» **The request**:
Reply with the count of lines holding "adminuser", nothing more.

» **Input for this task**:

- - - - -

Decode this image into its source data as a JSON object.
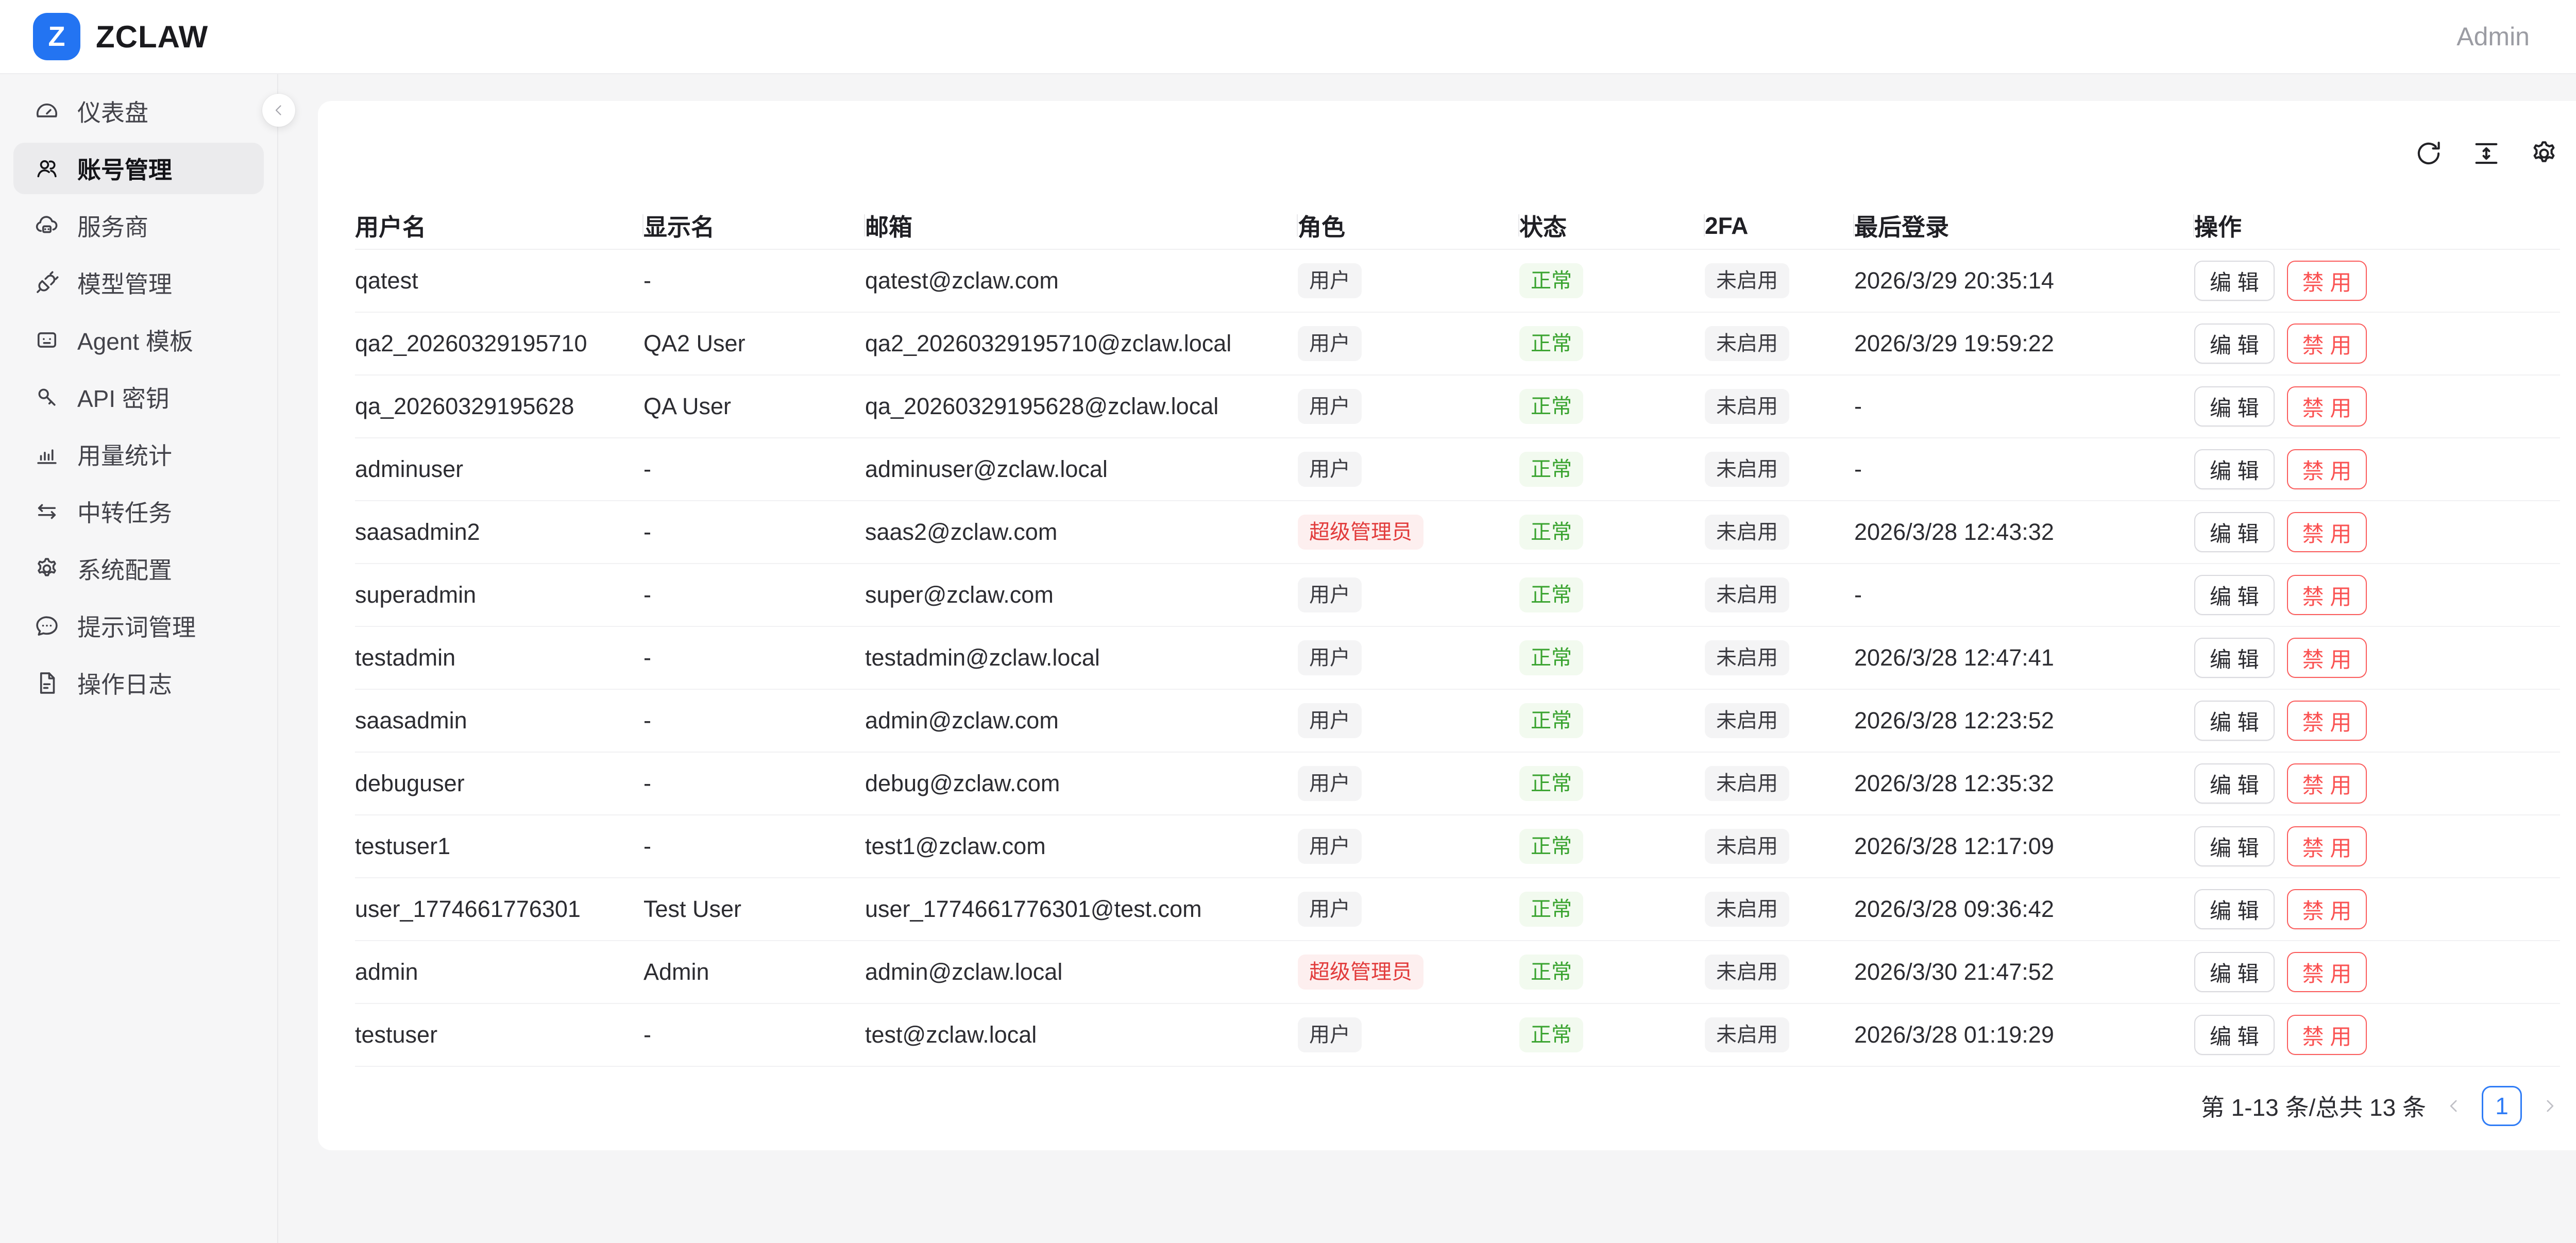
{
  "brand": {
    "logo_letter": "Z",
    "name": "ZCLAW",
    "logo_color": "#2374f2"
  },
  "header": {
    "user_label": "Admin"
  },
  "sidebar": {
    "collapse_icon": "chevron-left-icon",
    "items": [
      {
        "id": "dashboard",
        "label": "仪表盘",
        "icon": "dashboard-icon",
        "active": false
      },
      {
        "id": "accounts",
        "label": "账号管理",
        "icon": "users-icon",
        "active": true
      },
      {
        "id": "providers",
        "label": "服务商",
        "icon": "cloud-server-icon",
        "active": false
      },
      {
        "id": "models",
        "label": "模型管理",
        "icon": "plug-icon",
        "active": false
      },
      {
        "id": "agent-templates",
        "label": "Agent 模板",
        "icon": "robot-icon",
        "active": false
      },
      {
        "id": "api-keys",
        "label": "API 密钥",
        "icon": "key-icon",
        "active": false
      },
      {
        "id": "usage-stats",
        "label": "用量统计",
        "icon": "bar-chart-icon",
        "active": false
      },
      {
        "id": "relay-tasks",
        "label": "中转任务",
        "icon": "swap-icon",
        "active": false
      },
      {
        "id": "system-config",
        "label": "系统配置",
        "icon": "gear-icon",
        "active": false
      },
      {
        "id": "prompts",
        "label": "提示词管理",
        "icon": "comment-icon",
        "active": false
      },
      {
        "id": "operation-logs",
        "label": "操作日志",
        "icon": "document-icon",
        "active": false
      }
    ]
  },
  "toolbar": {
    "icons": [
      "refresh-icon",
      "row-height-icon",
      "settings-icon"
    ]
  },
  "table": {
    "columns": [
      "用户名",
      "显示名",
      "邮箱",
      "角色",
      "状态",
      "2FA",
      "最后登录",
      "操作"
    ],
    "action_labels": {
      "edit": "编 辑",
      "disable": "禁 用"
    },
    "rows": [
      {
        "username": "qatest",
        "display_name": "-",
        "email": "qatest@zclaw.com",
        "role": "用户",
        "role_variant": "neutral",
        "status": "正常",
        "twofa": "未启用",
        "last_login": "2026/3/29 20:35:14"
      },
      {
        "username": "qa2_20260329195710",
        "display_name": "QA2 User",
        "email": "qa2_20260329195710@zclaw.local",
        "role": "用户",
        "role_variant": "neutral",
        "status": "正常",
        "twofa": "未启用",
        "last_login": "2026/3/29 19:59:22"
      },
      {
        "username": "qa_20260329195628",
        "display_name": "QA User",
        "email": "qa_20260329195628@zclaw.local",
        "role": "用户",
        "role_variant": "neutral",
        "status": "正常",
        "twofa": "未启用",
        "last_login": "-"
      },
      {
        "username": "adminuser",
        "display_name": "-",
        "email": "adminuser@zclaw.local",
        "role": "用户",
        "role_variant": "neutral",
        "status": "正常",
        "twofa": "未启用",
        "last_login": "-"
      },
      {
        "username": "saasadmin2",
        "display_name": "-",
        "email": "saas2@zclaw.com",
        "role": "超级管理员",
        "role_variant": "danger",
        "status": "正常",
        "twofa": "未启用",
        "last_login": "2026/3/28 12:43:32"
      },
      {
        "username": "superadmin",
        "display_name": "-",
        "email": "super@zclaw.com",
        "role": "用户",
        "role_variant": "neutral",
        "status": "正常",
        "twofa": "未启用",
        "last_login": "-"
      },
      {
        "username": "testadmin",
        "display_name": "-",
        "email": "testadmin@zclaw.local",
        "role": "用户",
        "role_variant": "neutral",
        "status": "正常",
        "twofa": "未启用",
        "last_login": "2026/3/28 12:47:41"
      },
      {
        "username": "saasadmin",
        "display_name": "-",
        "email": "admin@zclaw.com",
        "role": "用户",
        "role_variant": "neutral",
        "status": "正常",
        "twofa": "未启用",
        "last_login": "2026/3/28 12:23:52"
      },
      {
        "username": "debuguser",
        "display_name": "-",
        "email": "debug@zclaw.com",
        "role": "用户",
        "role_variant": "neutral",
        "status": "正常",
        "twofa": "未启用",
        "last_login": "2026/3/28 12:35:32"
      },
      {
        "username": "testuser1",
        "display_name": "-",
        "email": "test1@zclaw.com",
        "role": "用户",
        "role_variant": "neutral",
        "status": "正常",
        "twofa": "未启用",
        "last_login": "2026/3/28 12:17:09"
      },
      {
        "username": "user_1774661776301",
        "display_name": "Test User",
        "email": "user_1774661776301@test.com",
        "role": "用户",
        "role_variant": "neutral",
        "status": "正常",
        "twofa": "未启用",
        "last_login": "2026/3/28 09:36:42"
      },
      {
        "username": "admin",
        "display_name": "Admin",
        "email": "admin@zclaw.local",
        "role": "超级管理员",
        "role_variant": "danger",
        "status": "正常",
        "twofa": "未启用",
        "last_login": "2026/3/30 21:47:52"
      },
      {
        "username": "testuser",
        "display_name": "-",
        "email": "test@zclaw.local",
        "role": "用户",
        "role_variant": "neutral",
        "status": "正常",
        "twofa": "未启用",
        "last_login": "2026/3/28 01:19:29"
      }
    ]
  },
  "pagination": {
    "summary": "第 1-13 条/总共 13 条",
    "prev_icon": "chevron-left-icon",
    "current_page": "1",
    "next_icon": "chevron-right-icon"
  },
  "colors": {
    "accent_blue": "#2f7cf6",
    "success_green": "#39a32f",
    "danger_red": "#e23c3c",
    "button_danger_red": "#fa5252",
    "page_bg": "#f5f5f6"
  }
}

- - - - -

» **Correct answer**:
2